* **Available records**
--------

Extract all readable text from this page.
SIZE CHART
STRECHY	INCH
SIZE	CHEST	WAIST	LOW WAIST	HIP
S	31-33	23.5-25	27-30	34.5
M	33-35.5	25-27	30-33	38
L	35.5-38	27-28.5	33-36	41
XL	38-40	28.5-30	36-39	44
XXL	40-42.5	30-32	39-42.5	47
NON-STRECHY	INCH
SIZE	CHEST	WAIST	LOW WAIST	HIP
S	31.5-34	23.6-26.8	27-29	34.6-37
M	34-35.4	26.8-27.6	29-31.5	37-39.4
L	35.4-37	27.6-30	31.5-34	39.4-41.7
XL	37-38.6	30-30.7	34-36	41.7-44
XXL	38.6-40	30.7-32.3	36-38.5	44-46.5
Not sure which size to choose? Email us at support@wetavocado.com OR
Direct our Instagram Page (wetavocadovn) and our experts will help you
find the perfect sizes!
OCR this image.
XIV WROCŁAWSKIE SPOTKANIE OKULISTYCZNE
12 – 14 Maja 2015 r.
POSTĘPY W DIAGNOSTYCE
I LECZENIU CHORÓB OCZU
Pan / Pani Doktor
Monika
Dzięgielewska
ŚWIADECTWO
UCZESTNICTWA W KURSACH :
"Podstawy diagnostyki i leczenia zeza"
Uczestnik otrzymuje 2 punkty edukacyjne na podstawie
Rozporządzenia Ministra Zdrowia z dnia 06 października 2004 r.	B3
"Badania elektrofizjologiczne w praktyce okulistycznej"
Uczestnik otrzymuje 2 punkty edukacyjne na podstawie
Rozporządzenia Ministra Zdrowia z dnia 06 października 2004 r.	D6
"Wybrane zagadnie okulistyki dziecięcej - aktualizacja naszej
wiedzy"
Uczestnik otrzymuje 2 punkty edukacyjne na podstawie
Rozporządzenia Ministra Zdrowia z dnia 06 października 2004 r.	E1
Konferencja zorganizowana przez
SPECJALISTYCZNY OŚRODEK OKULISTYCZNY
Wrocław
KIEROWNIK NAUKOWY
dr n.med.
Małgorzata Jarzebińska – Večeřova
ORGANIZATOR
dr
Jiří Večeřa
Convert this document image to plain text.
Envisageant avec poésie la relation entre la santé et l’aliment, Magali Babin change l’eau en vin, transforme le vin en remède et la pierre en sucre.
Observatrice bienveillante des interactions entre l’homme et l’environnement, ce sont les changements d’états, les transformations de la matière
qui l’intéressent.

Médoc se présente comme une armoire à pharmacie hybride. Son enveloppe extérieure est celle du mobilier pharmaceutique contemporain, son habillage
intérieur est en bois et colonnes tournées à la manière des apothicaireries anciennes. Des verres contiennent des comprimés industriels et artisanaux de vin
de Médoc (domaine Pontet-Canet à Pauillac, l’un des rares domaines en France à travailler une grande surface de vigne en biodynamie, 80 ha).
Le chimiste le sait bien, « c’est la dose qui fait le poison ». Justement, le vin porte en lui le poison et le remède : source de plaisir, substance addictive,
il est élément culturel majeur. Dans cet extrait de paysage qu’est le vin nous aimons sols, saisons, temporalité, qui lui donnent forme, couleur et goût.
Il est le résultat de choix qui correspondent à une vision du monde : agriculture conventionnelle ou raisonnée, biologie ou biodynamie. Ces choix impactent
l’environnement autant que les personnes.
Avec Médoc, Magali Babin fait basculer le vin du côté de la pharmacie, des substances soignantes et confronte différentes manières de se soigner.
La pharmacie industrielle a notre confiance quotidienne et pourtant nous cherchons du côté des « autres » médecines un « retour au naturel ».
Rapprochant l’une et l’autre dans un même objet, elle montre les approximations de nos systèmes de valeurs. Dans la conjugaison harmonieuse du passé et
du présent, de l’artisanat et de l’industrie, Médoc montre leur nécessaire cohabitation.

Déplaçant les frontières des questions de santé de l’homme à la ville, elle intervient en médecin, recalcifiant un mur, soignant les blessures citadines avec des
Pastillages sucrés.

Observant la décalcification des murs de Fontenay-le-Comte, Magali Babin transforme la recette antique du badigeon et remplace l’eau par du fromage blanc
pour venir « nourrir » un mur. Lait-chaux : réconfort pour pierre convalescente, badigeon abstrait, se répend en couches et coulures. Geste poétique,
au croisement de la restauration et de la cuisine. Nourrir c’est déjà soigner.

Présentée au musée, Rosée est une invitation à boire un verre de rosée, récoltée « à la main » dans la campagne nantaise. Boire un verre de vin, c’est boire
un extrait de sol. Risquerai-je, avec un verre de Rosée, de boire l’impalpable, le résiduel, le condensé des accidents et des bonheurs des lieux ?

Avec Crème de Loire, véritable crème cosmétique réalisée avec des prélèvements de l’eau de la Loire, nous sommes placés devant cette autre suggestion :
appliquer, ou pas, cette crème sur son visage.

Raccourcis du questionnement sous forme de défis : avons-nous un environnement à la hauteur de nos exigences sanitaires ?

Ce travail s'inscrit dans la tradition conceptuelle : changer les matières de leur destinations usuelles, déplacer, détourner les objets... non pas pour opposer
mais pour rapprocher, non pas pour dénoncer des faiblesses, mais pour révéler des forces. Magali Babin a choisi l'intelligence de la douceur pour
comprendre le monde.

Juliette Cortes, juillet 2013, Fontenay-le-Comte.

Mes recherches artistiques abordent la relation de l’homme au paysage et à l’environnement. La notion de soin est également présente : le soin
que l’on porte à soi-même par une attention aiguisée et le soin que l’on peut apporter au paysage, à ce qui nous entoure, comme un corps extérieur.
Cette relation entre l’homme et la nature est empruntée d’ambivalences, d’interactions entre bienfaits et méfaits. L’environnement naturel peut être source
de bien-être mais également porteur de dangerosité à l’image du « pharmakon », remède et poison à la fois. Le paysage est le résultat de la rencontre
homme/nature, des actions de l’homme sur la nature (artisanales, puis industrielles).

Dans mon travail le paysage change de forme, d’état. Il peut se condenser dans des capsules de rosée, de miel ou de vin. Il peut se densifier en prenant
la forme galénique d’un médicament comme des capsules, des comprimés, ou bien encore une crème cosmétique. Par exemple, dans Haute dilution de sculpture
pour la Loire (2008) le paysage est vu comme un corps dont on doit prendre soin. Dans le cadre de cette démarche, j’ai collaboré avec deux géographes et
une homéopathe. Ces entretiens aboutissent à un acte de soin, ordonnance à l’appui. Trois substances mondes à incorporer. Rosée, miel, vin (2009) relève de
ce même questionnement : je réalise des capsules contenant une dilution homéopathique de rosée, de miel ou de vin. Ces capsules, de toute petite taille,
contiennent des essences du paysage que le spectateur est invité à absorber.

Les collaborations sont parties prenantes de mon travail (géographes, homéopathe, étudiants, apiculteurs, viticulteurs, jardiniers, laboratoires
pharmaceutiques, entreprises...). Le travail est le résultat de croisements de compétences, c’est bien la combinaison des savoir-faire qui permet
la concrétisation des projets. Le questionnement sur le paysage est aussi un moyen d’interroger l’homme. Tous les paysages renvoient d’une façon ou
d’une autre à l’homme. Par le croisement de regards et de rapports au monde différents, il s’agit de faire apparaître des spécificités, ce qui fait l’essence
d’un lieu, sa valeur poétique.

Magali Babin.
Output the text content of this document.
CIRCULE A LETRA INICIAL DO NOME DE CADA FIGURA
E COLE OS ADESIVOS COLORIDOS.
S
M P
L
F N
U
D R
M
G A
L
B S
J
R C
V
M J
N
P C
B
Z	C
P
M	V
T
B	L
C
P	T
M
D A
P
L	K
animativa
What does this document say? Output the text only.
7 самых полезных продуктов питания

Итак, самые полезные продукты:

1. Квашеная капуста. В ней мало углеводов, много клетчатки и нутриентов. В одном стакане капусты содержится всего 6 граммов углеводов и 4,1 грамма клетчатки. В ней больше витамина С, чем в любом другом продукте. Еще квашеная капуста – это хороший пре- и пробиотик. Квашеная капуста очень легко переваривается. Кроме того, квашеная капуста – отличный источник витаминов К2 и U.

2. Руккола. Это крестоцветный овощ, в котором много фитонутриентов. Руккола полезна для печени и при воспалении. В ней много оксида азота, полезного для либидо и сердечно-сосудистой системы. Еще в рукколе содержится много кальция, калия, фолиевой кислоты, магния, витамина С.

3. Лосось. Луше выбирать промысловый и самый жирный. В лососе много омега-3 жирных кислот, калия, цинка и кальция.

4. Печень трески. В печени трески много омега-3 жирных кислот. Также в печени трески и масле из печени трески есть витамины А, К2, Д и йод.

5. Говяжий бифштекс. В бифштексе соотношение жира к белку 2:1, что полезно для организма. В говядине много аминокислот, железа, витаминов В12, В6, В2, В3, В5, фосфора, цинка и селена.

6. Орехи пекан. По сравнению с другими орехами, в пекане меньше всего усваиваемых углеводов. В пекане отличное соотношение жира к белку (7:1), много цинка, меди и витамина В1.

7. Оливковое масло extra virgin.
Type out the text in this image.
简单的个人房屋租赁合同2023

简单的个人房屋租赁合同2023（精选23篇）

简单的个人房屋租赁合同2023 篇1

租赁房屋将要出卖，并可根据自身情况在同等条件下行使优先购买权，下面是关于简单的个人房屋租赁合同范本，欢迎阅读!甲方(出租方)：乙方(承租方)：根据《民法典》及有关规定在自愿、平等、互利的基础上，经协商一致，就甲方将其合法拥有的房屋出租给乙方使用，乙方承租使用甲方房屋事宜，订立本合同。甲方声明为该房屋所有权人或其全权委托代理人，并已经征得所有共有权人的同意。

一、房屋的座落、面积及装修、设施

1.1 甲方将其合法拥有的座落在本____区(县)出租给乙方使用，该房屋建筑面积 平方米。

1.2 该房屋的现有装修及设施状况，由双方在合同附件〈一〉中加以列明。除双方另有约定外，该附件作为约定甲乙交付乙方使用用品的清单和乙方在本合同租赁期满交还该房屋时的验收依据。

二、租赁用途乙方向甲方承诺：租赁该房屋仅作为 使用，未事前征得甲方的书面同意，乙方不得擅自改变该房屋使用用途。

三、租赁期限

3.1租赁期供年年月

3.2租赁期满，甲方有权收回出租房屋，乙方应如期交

--------

* **Stated task**
Pick each line holding the word "questionnement" out of the listing.

* **Answer to the task**
Raccourcis du questionnement sous forme de défis : avons-nous un environnement à la hauteur de nos exigences sanitaires ?
ce même questionnement : je réalise des capsules contenant une dilution homéopathique de rosée, de miel ou de vin. Ces capsules, de toute petite taille,
la concrétisation des projets. Le questionnement sur le paysage est aussi un moyen d’interroger l’homme. Tous les paysages renvoient d’une façon ou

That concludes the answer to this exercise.